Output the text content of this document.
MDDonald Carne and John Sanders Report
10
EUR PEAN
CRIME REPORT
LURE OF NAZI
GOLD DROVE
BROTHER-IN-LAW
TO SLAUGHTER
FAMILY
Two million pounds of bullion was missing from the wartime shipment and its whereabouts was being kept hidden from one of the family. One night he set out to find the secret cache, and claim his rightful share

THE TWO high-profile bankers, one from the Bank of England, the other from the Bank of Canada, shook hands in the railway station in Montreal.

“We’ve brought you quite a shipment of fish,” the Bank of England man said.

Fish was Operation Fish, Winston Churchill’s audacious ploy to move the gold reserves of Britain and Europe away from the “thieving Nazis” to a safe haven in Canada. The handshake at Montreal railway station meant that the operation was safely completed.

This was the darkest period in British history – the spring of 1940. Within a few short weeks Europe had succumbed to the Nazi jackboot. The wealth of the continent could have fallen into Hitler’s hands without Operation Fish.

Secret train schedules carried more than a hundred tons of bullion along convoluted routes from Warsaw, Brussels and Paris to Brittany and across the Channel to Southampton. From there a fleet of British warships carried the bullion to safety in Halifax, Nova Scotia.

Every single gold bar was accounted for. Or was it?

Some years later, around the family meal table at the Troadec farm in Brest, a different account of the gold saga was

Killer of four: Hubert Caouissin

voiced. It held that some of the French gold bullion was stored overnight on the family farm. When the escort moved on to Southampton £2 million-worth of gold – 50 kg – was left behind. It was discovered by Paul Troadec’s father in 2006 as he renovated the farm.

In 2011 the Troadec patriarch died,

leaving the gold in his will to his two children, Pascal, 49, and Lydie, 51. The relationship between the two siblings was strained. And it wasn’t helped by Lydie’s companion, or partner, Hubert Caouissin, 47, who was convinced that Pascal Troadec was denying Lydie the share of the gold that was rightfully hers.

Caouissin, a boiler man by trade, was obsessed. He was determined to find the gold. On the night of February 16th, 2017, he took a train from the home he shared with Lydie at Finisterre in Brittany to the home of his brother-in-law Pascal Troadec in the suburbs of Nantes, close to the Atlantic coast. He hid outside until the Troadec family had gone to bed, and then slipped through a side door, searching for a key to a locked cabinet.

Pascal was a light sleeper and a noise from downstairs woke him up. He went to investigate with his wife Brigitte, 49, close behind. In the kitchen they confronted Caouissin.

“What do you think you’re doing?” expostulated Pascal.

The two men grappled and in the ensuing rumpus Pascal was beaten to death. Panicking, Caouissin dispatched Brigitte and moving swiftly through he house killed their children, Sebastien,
:::
### [Given instruction]
Give the listing above again, word for word.

### [The answer]
Output the text content of this document.
MDDonald Carne and John Sanders Report
10
EUR PEAN
CRIME REPORT
LURE OF NAZI
GOLD DROVE
BROTHER-IN-LAW
TO SLAUGHTER
FAMILY
Two million pounds of bullion was missing from the wartime shipment and its whereabouts was being kept hidden from one of the family. One night he set out to find the secret cache, and claim his rightful share

THE TWO high-profile bankers, one from the Bank of England, the other from the Bank of Canada, shook hands in the railway station in Montreal.

“We’ve brought you quite a shipment of fish,” the Bank of England man said.

Fish was Operation Fish, Winston Churchill’s audacious ploy to move the gold reserves of Britain and Europe away from the “thieving Nazis” to a safe haven in Canada. The handshake at Montreal railway station meant that the operation was safely completed.

This was the darkest period in British history – the spring of 1940. Within a few short weeks Europe had succumbed to the Nazi jackboot. The wealth of the continent could have fallen into Hitler’s hands without Operation Fish.

Secret train schedules carried more than a hundred tons of bullion along convoluted routes from Warsaw, Brussels and Paris to Brittany and across the Channel to Southampton. From there a fleet of British warships carried the bullion to safety in Halifax, Nova Scotia.

Every single gold bar was accounted for. Or was it?

Some years later, around the family meal table at the Troadec farm in Brest, a different account of the gold saga was

Killer of four: Hubert Caouissin

voiced. It held that some of the French gold bullion was stored overnight on the family farm. When the escort moved on to Southampton £2 million-worth of gold – 50 kg – was left behind. It was discovered by Paul Troadec’s father in 2006 as he renovated the farm.

In 2011 the Troadec patriarch died,

leaving the gold in his will to his two children, Pascal, 49, and Lydie, 51. The relationship between the two siblings was strained. And it wasn’t helped by Lydie’s companion, or partner, Hubert Caouissin, 47, who was convinced that Pascal Troadec was denying Lydie the share of the gold that was rightfully hers.

Caouissin, a boiler man by trade, was obsessed. He was determined to find the gold. On the night of February 16th, 2017, he took a train from the home he shared with Lydie at Finisterre in Brittany to the home of his brother-in-law Pascal Troadec in the suburbs of Nantes, close to the Atlantic coast. He hid outside until the Troadec family had gone to bed, and then slipped through a side door, searching for a key to a locked cabinet.

Pascal was a light sleeper and a noise from downstairs woke him up. He went to investigate with his wife Brigitte, 49, close behind. In the kitchen they confronted Caouissin.

“What do you think you’re doing?” expostulated Pascal.

The two men grappled and in the ensuing rumpus Pascal was beaten to death. Panicking, Caouissin dispatched Brigitte and moving swiftly through he house killed their children, Sebastien,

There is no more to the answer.